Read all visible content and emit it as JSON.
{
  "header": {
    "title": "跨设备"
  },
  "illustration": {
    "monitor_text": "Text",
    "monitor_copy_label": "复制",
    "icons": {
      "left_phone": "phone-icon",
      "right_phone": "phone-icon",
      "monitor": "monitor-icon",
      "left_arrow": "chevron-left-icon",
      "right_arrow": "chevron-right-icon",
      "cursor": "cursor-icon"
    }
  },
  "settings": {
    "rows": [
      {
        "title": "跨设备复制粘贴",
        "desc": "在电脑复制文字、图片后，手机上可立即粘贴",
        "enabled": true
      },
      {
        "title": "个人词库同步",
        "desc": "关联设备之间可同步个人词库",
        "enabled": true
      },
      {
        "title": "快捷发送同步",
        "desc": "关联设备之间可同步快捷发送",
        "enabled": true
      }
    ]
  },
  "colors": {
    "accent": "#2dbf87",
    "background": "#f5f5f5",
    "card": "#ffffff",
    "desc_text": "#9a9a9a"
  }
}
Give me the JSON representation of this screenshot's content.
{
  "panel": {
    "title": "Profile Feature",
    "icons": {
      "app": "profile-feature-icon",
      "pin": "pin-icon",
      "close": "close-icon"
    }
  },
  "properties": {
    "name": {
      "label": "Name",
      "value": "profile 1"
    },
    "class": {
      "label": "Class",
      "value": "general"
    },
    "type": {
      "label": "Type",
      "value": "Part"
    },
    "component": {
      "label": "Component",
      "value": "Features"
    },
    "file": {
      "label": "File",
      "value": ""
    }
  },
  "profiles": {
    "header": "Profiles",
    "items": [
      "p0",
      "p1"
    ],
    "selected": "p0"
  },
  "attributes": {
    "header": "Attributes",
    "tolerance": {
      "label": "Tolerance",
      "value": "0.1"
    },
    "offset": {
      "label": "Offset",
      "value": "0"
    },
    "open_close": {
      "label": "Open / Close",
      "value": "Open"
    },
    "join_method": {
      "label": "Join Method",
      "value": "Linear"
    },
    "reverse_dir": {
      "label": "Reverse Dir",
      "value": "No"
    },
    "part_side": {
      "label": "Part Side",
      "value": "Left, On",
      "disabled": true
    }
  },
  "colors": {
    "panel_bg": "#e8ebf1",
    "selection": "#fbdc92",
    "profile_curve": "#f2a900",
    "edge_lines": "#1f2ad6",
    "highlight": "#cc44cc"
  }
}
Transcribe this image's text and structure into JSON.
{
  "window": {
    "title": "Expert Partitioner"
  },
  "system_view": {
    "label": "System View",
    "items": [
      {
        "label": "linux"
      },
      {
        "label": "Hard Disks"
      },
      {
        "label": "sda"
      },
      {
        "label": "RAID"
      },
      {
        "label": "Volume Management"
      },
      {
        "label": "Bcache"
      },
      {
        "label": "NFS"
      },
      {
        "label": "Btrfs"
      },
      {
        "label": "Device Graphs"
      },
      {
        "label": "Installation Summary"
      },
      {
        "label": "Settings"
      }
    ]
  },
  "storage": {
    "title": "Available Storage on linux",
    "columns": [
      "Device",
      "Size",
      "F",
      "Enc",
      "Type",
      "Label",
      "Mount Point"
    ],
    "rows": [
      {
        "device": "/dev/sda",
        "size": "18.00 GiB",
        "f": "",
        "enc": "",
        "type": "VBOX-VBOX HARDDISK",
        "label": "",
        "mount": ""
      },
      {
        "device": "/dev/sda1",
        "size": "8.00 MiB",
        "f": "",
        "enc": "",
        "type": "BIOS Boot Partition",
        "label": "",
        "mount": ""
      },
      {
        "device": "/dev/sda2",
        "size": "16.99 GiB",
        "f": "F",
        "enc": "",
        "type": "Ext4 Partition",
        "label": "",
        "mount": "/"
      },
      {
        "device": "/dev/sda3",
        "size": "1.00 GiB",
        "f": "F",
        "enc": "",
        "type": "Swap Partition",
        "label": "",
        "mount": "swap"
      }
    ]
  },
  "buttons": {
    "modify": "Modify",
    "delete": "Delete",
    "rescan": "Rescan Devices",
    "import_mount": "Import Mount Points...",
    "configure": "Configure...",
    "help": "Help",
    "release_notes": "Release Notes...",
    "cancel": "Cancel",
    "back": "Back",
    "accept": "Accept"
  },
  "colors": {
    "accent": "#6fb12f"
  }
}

WHAT IS BEING ASKED> Print every entry exactly as written.

CORRECT RESULT>
Read all visible content and emit it as JSON.
{
  "header": {
    "title": "跨设备"
  },
  "illustration": {
    "monitor_text": "Text",
    "monitor_copy_label": "复制",
    "icons": {
      "left_phone": "phone-icon",
      "right_phone": "phone-icon",
      "monitor": "monitor-icon",
      "left_arrow": "chevron-left-icon",
      "right_arrow": "chevron-right-icon",
      "cursor": "cursor-icon"
    }
  },
  "settings": {
    "rows": [
      {
        "title": "跨设备复制粘贴",
        "desc": "在电脑复制文字、图片后，手机上可立即粘贴",
        "enabled": true
      },
      {
        "title": "个人词库同步",
        "desc": "关联设备之间可同步个人词库",
        "enabled": true
      },
      {
        "title": "快捷发送同步",
        "desc": "关联设备之间可同步快捷发送",
        "enabled": true
      }
    ]
  },
  "colors": {
    "accent": "#2dbf87",
    "background": "#f5f5f5",
    "card": "#ffffff",
    "desc_text": "#9a9a9a"
  }
}
Give me the JSON representation of this screenshot's content.
{
  "panel": {
    "title": "Profile Feature",
    "icons": {
      "app": "profile-feature-icon",
      "pin": "pin-icon",
      "close": "close-icon"
    }
  },
  "properties": {
    "name": {
      "label": "Name",
      "value": "profile 1"
    },
    "class": {
      "label": "Class",
      "value": "general"
    },
    "type": {
      "label": "Type",
      "value": "Part"
    },
    "component": {
      "label": "Component",
      "value": "Features"
    },
    "file": {
      "label": "File",
      "value": ""
    }
  },
  "profiles": {
    "header": "Profiles",
    "items": [
      "p0",
      "p1"
    ],
    "selected": "p0"
  },
  "attributes": {
    "header": "Attributes",
    "tolerance": {
      "label": "Tolerance",
      "value": "0.1"
    },
    "offset": {
      "label": "Offset",
      "value": "0"
    },
    "open_close": {
      "label": "Open / Close",
      "value": "Open"
    },
    "join_method": {
      "label": "Join Method",
      "value": "Linear"
    },
    "reverse_dir": {
      "label": "Reverse Dir",
      "value": "No"
    },
    "part_side": {
      "label": "Part Side",
      "value": "Left, On",
      "disabled": true
    }
  },
  "colors": {
    "panel_bg": "#e8ebf1",
    "selection": "#fbdc92",
    "profile_curve": "#f2a900",
    "edge_lines": "#1f2ad6",
    "highlight": "#cc44cc"
  }
}
Transcribe this image's text and structure into JSON.
{
  "window": {
    "title": "Expert Partitioner"
  },
  "system_view": {
    "label": "System View",
    "items": [
      {
        "label": "linux"
      },
      {
        "label": "Hard Disks"
      },
      {
        "label": "sda"
      },
      {
        "label": "RAID"
      },
      {
        "label": "Volume Management"
      },
      {
        "label": "Bcache"
      },
      {
        "label": "NFS"
      },
      {
        "label": "Btrfs"
      },
      {
        "label": "Device Graphs"
      },
      {
        "label": "Installation Summary"
      },
      {
        "label": "Settings"
      }
    ]
  },
  "storage": {
    "title": "Available Storage on linux",
    "columns": [
      "Device",
      "Size",
      "F",
      "Enc",
      "Type",
      "Label",
      "Mount Point"
    ],
    "rows": [
      {
        "device": "/dev/sda",
        "size": "18.00 GiB",
        "f": "",
        "enc": "",
        "type": "VBOX-VBOX HARDDISK",
        "label": "",
        "mount": ""
      },
      {
        "device": "/dev/sda1",
        "size": "8.00 MiB",
        "f": "",
        "enc": "",
        "type": "BIOS Boot Partition",
        "label": "",
        "mount": ""
      },
      {
        "device": "/dev/sda2",
        "size": "16.99 GiB",
        "f": "F",
        "enc": "",
        "type": "Ext4 Partition",
        "label": "",
        "mount": "/"
      },
      {
        "device": "/dev/sda3",
        "size": "1.00 GiB",
        "f": "F",
        "enc": "",
        "type": "Swap Partition",
        "label": "",
        "mount": "swap"
      }
    ]
  },
  "buttons": {
    "modify": "Modify",
    "delete": "Delete",
    "rescan": "Rescan Devices",
    "import_mount": "Import Mount Points...",
    "configure": "Configure...",
    "help": "Help",
    "release_notes": "Release Notes...",
    "cancel": "Cancel",
    "back": "Back",
    "accept": "Accept"
  },
  "colors": {
    "accent": "#6fb12f"
  }
}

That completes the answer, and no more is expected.